▶ [DATA IN THIS EXERCISE]:
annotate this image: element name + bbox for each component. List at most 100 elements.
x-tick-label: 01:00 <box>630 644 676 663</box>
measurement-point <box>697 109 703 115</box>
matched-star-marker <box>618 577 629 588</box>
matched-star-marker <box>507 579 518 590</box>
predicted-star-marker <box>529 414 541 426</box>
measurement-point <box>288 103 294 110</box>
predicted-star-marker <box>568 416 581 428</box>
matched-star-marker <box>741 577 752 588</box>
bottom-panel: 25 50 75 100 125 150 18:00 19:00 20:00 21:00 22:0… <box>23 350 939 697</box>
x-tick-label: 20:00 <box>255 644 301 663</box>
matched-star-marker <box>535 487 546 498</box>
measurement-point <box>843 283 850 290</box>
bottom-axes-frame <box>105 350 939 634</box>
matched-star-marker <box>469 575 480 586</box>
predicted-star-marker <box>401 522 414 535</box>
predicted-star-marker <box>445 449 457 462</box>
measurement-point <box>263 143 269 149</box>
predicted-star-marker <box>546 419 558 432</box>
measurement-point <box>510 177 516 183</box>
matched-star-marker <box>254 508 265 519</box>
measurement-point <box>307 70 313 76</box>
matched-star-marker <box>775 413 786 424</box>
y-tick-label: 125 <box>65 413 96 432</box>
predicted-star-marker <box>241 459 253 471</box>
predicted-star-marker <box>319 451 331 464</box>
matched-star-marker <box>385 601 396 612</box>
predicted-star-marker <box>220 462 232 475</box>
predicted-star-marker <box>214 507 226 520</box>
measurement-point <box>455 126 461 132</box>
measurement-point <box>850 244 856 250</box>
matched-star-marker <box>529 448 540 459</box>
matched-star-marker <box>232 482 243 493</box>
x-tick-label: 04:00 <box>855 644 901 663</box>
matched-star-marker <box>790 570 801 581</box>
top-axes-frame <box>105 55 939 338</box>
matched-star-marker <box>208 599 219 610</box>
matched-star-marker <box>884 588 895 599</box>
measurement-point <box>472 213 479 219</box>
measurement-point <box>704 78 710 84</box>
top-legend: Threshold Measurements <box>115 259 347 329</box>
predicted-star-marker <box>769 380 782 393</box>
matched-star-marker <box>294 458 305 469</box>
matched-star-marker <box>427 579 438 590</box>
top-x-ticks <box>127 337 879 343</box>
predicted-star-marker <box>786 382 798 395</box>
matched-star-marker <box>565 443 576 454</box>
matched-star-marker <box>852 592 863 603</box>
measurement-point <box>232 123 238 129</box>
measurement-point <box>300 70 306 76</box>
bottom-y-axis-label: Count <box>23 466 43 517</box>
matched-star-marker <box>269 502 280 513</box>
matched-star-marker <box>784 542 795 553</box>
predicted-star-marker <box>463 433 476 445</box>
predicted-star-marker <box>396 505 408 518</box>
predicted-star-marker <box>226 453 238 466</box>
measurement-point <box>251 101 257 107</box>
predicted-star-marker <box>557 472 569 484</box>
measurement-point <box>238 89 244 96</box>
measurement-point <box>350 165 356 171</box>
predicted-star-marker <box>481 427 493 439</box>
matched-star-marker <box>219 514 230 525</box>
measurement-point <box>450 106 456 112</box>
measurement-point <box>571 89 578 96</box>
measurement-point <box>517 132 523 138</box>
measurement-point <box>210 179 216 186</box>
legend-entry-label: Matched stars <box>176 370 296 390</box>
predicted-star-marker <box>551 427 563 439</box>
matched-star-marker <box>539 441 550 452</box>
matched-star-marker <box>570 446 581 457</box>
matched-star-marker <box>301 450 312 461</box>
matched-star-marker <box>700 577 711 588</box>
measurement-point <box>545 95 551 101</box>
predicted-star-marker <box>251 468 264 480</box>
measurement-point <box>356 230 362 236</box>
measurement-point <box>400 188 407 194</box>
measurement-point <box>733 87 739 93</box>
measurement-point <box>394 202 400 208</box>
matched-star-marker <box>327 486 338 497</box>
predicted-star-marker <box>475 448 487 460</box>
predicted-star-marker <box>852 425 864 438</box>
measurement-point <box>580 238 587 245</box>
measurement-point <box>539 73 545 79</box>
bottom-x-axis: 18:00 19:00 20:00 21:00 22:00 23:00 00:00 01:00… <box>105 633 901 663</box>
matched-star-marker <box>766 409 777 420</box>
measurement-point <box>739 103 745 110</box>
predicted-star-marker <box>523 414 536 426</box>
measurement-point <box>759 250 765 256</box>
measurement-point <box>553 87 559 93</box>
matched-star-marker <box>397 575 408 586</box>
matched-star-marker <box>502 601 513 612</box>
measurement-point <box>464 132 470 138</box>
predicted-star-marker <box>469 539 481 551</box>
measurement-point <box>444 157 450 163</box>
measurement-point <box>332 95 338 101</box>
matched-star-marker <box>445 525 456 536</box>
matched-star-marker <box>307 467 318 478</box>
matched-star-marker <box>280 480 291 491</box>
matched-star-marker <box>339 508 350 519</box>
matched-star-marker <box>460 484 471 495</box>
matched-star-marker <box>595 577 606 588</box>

▶ [TASK TO CARRY OUT]:
Rewrite all the records, changing every "measurement-point" to "data-point" and leaving everything else unchanged.

▶ [OUTPUT BELOW]:
annotate this image: element name + bbox for each component. List at most 100 elements.
x-tick-label: 01:00 <box>630 644 676 663</box>
data-point <box>697 109 703 115</box>
matched-star-marker <box>618 577 629 588</box>
matched-star-marker <box>507 579 518 590</box>
predicted-star-marker <box>529 414 541 426</box>
data-point <box>288 103 294 110</box>
predicted-star-marker <box>568 416 581 428</box>
matched-star-marker <box>741 577 752 588</box>
bottom-panel: 25 50 75 100 125 150 18:00 19:00 20:00 21:00 22:0… <box>23 350 939 697</box>
x-tick-label: 20:00 <box>255 644 301 663</box>
matched-star-marker <box>535 487 546 498</box>
data-point <box>843 283 850 290</box>
bottom-axes-frame <box>105 350 939 634</box>
matched-star-marker <box>469 575 480 586</box>
predicted-star-marker <box>401 522 414 535</box>
predicted-star-marker <box>445 449 457 462</box>
data-point <box>263 143 269 149</box>
predicted-star-marker <box>546 419 558 432</box>
data-point <box>510 177 516 183</box>
matched-star-marker <box>254 508 265 519</box>
data-point <box>307 70 313 76</box>
matched-star-marker <box>775 413 786 424</box>
y-tick-label: 125 <box>65 413 96 432</box>
predicted-star-marker <box>241 459 253 471</box>
predicted-star-marker <box>319 451 331 464</box>
matched-star-marker <box>385 601 396 612</box>
predicted-star-marker <box>220 462 232 475</box>
predicted-star-marker <box>214 507 226 520</box>
data-point <box>455 126 461 132</box>
data-point <box>850 244 856 250</box>
matched-star-marker <box>529 448 540 459</box>
matched-star-marker <box>232 482 243 493</box>
x-tick-label: 04:00 <box>855 644 901 663</box>
matched-star-marker <box>790 570 801 581</box>
top-axes-frame <box>105 55 939 338</box>
matched-star-marker <box>208 599 219 610</box>
matched-star-marker <box>884 588 895 599</box>
data-point <box>472 213 479 219</box>
data-point <box>704 78 710 84</box>
top-legend: Threshold Measurements <box>115 259 347 329</box>
predicted-star-marker <box>769 380 782 393</box>
matched-star-marker <box>294 458 305 469</box>
matched-star-marker <box>427 579 438 590</box>
top-x-ticks <box>127 337 879 343</box>
predicted-star-marker <box>786 382 798 395</box>
matched-star-marker <box>565 443 576 454</box>
matched-star-marker <box>852 592 863 603</box>
data-point <box>232 123 238 129</box>
data-point <box>300 70 306 76</box>
bottom-y-axis-label: Count <box>23 466 43 517</box>
matched-star-marker <box>269 502 280 513</box>
matched-star-marker <box>784 542 795 553</box>
predicted-star-marker <box>463 433 476 445</box>
predicted-star-marker <box>396 505 408 518</box>
predicted-star-marker <box>226 453 238 466</box>
data-point <box>251 101 257 107</box>
predicted-star-marker <box>557 472 569 484</box>
data-point <box>238 89 244 96</box>
data-point <box>350 165 356 171</box>
predicted-star-marker <box>481 427 493 439</box>
matched-star-marker <box>219 514 230 525</box>
data-point <box>450 106 456 112</box>
data-point <box>571 89 578 96</box>
data-point <box>517 132 523 138</box>
data-point <box>210 179 216 186</box>
legend-entry-label: Matched stars <box>176 370 296 390</box>
predicted-star-marker <box>551 427 563 439</box>
matched-star-marker <box>539 441 550 452</box>
matched-star-marker <box>570 446 581 457</box>
matched-star-marker <box>301 450 312 461</box>
matched-star-marker <box>700 577 711 588</box>
data-point <box>545 95 551 101</box>
predicted-star-marker <box>251 468 264 480</box>
data-point <box>356 230 362 236</box>
data-point <box>400 188 407 194</box>
data-point <box>733 87 739 93</box>
data-point <box>394 202 400 208</box>
matched-star-marker <box>327 486 338 497</box>
predicted-star-marker <box>475 448 487 460</box>
predicted-star-marker <box>852 425 864 438</box>
data-point <box>580 238 587 245</box>
data-point <box>539 73 545 79</box>
bottom-x-axis: 18:00 19:00 20:00 21:00 22:00 23:00 00:00 01:00… <box>105 633 901 663</box>
matched-star-marker <box>766 409 777 420</box>
data-point <box>739 103 745 110</box>
predicted-star-marker <box>523 414 536 426</box>
data-point <box>759 250 765 256</box>
data-point <box>553 87 559 93</box>
matched-star-marker <box>397 575 408 586</box>
matched-star-marker <box>502 601 513 612</box>
data-point <box>464 132 470 138</box>
predicted-star-marker <box>469 539 481 551</box>
data-point <box>444 157 450 163</box>
data-point <box>332 95 338 101</box>
matched-star-marker <box>445 525 456 536</box>
matched-star-marker <box>307 467 318 478</box>
matched-star-marker <box>280 480 291 491</box>
matched-star-marker <box>339 508 350 519</box>
matched-star-marker <box>460 484 471 495</box>
matched-star-marker <box>595 577 606 588</box>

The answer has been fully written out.